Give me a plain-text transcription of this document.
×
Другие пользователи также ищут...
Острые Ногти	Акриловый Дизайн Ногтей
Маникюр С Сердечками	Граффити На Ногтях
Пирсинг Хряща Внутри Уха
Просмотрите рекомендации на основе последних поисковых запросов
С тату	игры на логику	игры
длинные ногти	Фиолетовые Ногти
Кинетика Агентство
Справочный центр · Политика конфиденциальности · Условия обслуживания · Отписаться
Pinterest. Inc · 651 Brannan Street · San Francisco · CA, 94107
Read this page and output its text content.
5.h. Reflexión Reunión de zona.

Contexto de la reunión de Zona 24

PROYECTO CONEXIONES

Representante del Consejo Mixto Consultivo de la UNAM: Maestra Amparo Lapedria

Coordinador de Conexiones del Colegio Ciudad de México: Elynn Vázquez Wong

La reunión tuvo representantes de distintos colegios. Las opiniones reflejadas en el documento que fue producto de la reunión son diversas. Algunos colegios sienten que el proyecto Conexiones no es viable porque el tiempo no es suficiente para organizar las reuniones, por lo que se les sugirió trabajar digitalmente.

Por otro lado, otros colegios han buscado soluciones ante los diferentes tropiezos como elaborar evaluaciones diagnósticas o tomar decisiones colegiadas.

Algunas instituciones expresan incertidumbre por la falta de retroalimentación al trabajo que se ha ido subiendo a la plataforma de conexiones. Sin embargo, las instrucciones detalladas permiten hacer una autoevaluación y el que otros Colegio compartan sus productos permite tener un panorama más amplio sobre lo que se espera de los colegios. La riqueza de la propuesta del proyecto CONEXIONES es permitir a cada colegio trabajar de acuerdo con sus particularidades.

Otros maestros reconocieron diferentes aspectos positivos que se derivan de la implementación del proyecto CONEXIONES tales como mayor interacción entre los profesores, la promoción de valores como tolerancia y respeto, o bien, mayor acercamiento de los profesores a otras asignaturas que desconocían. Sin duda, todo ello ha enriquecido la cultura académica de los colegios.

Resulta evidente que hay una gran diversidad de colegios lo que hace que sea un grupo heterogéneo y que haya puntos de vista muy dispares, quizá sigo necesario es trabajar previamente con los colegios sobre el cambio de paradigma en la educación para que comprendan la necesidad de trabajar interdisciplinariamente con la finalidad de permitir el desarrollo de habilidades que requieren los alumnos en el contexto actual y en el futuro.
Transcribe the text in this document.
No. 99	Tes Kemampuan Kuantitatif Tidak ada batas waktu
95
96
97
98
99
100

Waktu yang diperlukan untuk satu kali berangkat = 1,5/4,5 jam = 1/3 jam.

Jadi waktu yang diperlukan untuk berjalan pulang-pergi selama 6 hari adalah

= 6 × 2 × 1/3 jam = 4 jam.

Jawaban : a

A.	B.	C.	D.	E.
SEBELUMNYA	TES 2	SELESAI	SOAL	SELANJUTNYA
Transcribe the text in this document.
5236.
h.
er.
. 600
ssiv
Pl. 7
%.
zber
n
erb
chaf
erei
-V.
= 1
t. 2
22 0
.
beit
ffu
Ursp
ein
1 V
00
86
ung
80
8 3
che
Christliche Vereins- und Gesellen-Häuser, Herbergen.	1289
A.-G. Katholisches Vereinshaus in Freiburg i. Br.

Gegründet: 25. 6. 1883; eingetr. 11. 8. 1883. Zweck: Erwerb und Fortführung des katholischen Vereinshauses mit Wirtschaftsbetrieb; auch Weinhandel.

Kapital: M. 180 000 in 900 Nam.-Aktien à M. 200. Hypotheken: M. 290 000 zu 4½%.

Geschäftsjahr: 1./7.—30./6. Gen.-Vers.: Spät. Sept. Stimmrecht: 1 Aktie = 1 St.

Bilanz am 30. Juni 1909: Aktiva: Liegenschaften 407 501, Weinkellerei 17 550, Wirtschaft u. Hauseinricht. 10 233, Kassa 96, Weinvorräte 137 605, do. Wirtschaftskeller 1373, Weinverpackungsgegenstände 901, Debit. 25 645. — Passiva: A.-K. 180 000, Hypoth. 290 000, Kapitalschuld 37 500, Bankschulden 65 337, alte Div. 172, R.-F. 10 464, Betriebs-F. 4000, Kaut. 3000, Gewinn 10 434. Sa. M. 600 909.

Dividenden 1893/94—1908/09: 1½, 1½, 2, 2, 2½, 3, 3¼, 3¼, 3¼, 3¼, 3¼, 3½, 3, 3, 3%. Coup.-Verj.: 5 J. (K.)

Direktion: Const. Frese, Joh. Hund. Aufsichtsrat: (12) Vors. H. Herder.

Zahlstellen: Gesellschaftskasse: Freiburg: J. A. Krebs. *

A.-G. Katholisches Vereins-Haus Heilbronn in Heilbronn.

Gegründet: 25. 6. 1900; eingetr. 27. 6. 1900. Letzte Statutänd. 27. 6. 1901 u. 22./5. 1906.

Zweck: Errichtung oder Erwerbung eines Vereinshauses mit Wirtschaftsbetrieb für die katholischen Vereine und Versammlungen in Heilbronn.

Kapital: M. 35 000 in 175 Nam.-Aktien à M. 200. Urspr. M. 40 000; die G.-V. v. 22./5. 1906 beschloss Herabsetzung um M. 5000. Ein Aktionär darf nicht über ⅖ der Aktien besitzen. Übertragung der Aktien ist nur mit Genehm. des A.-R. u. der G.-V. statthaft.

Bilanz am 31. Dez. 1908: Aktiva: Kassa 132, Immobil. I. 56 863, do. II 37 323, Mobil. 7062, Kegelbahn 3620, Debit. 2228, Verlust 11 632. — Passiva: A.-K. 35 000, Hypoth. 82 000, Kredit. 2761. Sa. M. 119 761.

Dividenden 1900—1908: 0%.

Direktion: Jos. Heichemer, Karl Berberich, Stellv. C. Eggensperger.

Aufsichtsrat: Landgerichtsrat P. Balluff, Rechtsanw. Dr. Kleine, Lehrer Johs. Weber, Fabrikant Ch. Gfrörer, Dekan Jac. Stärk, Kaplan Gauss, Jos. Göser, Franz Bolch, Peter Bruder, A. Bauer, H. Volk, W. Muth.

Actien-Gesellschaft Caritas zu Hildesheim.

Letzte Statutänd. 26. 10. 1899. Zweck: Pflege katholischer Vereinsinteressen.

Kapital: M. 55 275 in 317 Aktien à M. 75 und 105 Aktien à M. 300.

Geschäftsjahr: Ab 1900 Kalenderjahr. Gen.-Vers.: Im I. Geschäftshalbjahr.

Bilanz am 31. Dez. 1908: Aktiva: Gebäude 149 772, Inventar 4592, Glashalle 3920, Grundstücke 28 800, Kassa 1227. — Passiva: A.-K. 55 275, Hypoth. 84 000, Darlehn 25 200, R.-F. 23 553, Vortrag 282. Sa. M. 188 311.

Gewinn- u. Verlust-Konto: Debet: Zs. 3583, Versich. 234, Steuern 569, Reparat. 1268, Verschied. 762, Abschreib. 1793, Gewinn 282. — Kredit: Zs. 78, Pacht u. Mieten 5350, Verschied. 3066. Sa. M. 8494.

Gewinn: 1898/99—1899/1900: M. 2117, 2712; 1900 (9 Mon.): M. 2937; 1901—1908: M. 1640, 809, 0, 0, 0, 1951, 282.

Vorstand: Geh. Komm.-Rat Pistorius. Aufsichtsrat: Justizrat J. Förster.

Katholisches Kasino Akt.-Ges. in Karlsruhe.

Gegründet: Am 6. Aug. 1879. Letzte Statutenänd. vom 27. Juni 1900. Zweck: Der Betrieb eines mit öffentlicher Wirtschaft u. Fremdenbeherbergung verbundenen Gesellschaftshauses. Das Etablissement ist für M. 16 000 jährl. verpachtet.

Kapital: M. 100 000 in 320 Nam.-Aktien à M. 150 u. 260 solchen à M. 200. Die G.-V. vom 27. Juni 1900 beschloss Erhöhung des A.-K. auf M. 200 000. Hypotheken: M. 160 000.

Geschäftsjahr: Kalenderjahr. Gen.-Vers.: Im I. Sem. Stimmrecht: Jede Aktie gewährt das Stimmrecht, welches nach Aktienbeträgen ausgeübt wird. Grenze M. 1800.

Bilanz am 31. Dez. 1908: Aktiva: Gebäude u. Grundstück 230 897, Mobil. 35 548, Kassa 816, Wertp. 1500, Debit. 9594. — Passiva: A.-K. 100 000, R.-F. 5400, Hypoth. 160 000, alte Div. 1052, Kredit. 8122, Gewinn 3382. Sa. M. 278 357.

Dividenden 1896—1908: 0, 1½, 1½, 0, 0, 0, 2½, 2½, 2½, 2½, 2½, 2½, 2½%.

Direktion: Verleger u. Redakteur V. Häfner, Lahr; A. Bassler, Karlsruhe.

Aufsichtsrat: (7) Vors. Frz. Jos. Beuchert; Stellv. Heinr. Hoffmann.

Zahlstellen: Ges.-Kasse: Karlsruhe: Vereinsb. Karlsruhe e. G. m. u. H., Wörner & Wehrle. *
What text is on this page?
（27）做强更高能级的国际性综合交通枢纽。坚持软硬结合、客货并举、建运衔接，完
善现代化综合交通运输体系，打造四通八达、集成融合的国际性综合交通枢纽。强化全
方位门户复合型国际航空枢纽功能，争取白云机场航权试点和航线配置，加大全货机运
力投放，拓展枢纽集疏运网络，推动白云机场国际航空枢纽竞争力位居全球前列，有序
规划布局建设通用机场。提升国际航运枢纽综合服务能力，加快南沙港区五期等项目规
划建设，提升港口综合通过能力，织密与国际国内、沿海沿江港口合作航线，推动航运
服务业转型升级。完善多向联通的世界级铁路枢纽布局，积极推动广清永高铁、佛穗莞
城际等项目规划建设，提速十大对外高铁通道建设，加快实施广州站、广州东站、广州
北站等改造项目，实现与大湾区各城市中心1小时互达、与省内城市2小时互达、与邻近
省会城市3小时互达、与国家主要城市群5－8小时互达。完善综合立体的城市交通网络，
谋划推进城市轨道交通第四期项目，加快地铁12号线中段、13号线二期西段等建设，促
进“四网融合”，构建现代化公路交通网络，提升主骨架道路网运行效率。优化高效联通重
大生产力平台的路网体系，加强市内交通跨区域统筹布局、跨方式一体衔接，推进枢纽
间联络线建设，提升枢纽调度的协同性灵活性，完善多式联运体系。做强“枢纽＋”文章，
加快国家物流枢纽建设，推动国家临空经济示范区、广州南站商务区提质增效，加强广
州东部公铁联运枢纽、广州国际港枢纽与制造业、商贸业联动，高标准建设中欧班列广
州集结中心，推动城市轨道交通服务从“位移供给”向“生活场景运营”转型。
====
* _Given instruction_: For each line of the listing that holds the word "Karlsruhe", show that line.

* _Worked answer_:
Katholisches Kasino Akt.-Ges. in Karlsruhe.
Direktion: Verleger u. Redakteur V. Häfner, Lahr; A. Bassler, Karlsruhe.
Zahlstellen: Ges.-Kasse: Karlsruhe: Vereinsb. Karlsruhe e. G. m. u. H., Wörner & Wehrle. *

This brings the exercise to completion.